[Entries with figure data]
---

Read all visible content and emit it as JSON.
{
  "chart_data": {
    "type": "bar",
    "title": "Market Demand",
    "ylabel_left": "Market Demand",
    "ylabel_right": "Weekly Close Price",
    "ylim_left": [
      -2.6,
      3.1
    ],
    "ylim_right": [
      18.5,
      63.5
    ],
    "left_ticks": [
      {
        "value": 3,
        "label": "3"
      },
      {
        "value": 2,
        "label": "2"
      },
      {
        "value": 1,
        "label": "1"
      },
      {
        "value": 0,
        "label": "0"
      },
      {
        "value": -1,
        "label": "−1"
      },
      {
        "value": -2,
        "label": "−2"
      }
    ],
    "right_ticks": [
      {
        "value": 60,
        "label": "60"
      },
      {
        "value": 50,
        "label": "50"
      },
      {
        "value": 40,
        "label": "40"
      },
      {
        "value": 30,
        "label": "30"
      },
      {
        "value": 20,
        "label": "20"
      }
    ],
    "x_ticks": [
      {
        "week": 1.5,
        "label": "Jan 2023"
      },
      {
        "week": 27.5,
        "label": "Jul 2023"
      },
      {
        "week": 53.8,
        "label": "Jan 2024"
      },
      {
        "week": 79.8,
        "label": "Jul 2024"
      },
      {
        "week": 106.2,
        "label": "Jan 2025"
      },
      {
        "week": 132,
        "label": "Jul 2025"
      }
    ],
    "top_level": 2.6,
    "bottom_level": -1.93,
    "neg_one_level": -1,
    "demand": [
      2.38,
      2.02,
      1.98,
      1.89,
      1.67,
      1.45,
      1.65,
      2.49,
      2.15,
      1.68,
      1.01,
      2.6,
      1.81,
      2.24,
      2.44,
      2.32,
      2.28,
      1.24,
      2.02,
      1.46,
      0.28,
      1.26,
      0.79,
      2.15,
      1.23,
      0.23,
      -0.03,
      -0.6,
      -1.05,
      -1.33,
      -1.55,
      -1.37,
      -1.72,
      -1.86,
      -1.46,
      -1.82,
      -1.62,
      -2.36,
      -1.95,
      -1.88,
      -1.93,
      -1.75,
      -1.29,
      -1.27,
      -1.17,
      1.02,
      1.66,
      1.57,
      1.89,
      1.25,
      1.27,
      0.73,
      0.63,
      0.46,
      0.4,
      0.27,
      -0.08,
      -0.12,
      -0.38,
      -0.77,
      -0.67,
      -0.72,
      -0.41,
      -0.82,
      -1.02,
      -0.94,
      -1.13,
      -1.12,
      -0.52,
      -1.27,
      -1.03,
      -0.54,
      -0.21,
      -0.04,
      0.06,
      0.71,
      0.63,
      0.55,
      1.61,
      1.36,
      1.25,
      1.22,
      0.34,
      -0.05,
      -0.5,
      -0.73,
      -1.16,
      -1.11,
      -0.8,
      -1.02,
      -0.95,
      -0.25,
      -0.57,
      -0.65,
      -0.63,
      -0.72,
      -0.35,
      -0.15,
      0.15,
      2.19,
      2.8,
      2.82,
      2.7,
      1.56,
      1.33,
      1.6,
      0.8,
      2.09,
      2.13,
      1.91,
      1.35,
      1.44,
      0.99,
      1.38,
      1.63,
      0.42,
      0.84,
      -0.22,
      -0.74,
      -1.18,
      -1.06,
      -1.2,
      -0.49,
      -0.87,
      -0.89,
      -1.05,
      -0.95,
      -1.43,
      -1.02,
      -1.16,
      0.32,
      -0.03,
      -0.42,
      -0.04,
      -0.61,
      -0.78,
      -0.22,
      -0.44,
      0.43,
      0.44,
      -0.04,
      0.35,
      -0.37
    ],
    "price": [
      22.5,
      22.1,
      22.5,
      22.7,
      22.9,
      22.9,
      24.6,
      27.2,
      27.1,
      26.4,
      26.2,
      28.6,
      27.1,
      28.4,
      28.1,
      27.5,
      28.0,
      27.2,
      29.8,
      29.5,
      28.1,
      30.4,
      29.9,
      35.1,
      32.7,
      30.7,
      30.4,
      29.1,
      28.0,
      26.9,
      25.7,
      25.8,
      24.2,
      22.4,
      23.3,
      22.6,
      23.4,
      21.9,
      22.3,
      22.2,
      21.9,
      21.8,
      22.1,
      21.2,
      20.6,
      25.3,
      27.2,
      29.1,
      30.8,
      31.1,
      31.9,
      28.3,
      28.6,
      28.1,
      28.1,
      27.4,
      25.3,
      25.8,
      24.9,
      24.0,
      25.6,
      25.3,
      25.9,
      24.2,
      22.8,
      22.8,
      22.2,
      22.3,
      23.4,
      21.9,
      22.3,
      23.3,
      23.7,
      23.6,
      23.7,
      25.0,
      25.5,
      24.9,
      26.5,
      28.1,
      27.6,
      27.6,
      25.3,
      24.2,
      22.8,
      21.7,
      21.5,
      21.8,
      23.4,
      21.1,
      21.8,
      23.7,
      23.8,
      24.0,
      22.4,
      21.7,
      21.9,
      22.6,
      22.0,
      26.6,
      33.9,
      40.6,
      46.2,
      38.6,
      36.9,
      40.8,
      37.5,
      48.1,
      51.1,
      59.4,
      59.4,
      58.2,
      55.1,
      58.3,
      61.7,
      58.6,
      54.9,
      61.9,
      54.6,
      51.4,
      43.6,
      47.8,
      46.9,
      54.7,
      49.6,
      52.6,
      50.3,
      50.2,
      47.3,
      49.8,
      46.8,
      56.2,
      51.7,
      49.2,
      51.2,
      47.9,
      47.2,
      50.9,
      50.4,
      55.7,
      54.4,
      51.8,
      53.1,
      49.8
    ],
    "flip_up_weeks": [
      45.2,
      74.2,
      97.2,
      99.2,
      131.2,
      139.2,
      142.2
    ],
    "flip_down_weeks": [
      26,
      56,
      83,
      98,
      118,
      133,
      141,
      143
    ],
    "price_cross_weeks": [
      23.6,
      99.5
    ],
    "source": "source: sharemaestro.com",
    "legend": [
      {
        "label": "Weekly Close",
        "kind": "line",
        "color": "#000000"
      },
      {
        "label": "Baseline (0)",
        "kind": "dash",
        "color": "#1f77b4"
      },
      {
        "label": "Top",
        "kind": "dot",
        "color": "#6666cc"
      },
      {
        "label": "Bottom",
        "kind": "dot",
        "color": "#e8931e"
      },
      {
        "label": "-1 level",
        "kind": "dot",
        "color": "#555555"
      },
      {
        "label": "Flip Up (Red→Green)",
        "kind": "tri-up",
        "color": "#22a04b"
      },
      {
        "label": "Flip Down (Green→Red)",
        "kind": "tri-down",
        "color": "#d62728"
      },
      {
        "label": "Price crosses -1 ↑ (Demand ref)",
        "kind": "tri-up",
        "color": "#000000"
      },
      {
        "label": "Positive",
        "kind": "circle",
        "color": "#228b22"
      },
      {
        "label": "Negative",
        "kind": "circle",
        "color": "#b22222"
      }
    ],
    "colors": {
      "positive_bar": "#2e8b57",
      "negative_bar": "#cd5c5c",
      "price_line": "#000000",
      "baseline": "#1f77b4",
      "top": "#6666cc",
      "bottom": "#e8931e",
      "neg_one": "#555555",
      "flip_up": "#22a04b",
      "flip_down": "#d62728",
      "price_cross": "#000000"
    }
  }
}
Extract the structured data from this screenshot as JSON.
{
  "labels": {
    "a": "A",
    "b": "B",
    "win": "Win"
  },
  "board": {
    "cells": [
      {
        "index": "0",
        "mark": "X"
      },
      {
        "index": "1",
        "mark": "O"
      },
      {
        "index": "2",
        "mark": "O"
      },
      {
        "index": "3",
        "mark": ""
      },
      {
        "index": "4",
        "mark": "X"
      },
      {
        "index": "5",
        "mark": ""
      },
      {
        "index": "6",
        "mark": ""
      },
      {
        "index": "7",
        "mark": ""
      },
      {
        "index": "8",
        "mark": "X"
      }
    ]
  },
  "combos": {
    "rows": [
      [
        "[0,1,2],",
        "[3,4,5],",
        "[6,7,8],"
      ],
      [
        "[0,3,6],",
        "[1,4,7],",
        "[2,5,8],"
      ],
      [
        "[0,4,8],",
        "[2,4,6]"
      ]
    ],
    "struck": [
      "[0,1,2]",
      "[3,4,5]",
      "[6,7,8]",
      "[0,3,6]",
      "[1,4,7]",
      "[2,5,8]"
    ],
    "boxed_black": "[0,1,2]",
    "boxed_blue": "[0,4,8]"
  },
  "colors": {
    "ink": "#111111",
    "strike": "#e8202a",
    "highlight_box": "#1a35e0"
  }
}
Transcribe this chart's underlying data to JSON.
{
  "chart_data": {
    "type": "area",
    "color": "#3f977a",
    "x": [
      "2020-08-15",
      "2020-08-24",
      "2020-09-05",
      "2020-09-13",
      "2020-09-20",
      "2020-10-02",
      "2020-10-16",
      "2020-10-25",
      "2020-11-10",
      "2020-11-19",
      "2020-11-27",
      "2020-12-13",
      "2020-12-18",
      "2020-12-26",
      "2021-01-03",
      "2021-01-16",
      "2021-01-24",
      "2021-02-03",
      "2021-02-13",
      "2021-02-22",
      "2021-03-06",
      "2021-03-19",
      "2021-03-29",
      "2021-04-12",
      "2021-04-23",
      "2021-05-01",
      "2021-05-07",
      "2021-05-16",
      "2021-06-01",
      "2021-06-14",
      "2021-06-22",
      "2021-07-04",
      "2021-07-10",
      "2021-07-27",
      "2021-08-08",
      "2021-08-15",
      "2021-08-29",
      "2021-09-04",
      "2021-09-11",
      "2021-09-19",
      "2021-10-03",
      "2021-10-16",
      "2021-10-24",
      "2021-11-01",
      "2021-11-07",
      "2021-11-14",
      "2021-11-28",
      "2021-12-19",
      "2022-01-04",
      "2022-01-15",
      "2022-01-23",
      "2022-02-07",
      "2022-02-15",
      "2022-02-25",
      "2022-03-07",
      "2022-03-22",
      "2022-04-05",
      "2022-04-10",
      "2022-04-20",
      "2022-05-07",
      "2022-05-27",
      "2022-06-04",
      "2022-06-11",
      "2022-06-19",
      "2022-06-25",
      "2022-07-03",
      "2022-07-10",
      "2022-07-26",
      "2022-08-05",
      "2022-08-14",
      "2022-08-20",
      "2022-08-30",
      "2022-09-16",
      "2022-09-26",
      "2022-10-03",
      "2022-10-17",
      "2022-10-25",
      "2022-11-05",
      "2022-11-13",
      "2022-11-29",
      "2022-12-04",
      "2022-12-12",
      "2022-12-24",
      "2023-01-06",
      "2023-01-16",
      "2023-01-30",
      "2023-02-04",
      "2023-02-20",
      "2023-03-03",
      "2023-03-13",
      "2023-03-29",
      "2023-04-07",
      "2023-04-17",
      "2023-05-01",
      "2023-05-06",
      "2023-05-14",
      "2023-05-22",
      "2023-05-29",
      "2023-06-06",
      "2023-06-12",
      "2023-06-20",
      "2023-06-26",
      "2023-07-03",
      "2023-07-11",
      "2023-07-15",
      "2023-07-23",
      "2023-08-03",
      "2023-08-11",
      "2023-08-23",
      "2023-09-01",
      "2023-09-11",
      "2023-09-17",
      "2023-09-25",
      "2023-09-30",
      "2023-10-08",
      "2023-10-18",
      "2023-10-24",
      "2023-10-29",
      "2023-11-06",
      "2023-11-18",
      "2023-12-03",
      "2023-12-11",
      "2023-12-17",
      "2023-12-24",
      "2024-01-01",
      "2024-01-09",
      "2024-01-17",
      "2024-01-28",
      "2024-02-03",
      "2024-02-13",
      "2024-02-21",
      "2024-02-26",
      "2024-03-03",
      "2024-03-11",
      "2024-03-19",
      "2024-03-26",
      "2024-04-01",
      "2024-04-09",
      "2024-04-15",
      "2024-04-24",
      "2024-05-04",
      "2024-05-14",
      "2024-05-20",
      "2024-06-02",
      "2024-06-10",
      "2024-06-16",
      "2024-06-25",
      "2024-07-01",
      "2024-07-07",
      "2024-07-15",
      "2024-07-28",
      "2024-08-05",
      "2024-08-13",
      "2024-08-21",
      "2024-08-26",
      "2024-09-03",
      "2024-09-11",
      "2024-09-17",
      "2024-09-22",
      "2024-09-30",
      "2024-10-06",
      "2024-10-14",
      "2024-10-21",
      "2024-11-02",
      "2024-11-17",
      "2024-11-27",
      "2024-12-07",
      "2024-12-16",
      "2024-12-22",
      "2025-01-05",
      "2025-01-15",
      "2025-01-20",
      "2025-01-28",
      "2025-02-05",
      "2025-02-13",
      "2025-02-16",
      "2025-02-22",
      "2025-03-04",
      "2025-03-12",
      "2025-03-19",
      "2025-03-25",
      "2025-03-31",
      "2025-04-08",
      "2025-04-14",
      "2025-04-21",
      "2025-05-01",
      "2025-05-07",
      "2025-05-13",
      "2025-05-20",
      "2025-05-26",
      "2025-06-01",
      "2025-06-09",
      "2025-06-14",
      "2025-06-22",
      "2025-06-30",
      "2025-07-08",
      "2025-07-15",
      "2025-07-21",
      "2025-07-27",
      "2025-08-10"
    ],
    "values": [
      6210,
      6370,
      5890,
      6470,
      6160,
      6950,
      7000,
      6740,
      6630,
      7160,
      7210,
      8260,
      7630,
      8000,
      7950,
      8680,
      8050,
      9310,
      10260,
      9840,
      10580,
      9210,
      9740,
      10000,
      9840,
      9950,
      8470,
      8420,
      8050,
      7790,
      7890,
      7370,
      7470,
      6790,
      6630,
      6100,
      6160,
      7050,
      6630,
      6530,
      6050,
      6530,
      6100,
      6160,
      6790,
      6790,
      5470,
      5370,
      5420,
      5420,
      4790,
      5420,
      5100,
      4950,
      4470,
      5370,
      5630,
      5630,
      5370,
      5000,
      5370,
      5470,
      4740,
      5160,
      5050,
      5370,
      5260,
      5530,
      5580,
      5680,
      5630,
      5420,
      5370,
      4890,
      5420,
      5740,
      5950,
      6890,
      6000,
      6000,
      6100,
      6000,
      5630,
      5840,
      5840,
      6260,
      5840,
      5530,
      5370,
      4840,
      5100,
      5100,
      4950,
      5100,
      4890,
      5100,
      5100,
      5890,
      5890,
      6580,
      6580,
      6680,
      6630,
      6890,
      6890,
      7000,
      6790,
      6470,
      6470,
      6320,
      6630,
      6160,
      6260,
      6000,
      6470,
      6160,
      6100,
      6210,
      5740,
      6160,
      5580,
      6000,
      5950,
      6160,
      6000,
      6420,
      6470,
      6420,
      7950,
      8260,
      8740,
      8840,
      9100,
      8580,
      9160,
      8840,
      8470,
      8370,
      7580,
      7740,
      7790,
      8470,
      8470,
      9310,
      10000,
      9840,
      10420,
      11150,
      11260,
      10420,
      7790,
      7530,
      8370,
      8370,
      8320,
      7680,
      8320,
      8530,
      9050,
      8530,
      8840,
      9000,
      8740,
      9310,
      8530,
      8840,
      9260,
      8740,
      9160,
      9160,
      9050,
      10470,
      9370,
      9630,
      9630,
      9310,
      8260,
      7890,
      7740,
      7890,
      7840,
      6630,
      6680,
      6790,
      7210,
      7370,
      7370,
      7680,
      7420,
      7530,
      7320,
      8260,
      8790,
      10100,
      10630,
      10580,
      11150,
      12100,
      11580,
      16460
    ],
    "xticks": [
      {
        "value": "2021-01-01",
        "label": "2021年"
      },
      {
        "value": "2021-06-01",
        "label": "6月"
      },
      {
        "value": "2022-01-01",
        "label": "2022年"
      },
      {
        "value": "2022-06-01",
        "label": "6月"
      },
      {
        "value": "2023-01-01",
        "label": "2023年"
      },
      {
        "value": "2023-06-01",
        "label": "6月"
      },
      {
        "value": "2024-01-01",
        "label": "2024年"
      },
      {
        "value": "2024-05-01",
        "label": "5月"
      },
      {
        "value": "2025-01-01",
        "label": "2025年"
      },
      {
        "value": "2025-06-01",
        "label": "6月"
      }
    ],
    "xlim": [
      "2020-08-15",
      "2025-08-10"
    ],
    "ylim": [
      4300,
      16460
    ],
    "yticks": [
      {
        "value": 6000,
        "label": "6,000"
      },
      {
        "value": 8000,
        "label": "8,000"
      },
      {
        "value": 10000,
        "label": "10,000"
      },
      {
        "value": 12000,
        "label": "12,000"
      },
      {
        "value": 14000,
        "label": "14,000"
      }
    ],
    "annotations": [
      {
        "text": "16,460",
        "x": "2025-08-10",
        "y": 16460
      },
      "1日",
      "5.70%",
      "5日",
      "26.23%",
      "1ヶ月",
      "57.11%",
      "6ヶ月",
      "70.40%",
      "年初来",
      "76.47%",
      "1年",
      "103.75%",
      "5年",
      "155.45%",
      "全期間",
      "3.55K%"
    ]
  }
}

---

▸ **Task objective**
Copy all lines from the material that hold "index".

▸ **Right answer**
        "index": "0",
        "index": "1",
        "index": "2",
        "index": "3",
        "index": "4",
        "index": "5",
        "index": "6",
        "index": "7",
        "index": "8",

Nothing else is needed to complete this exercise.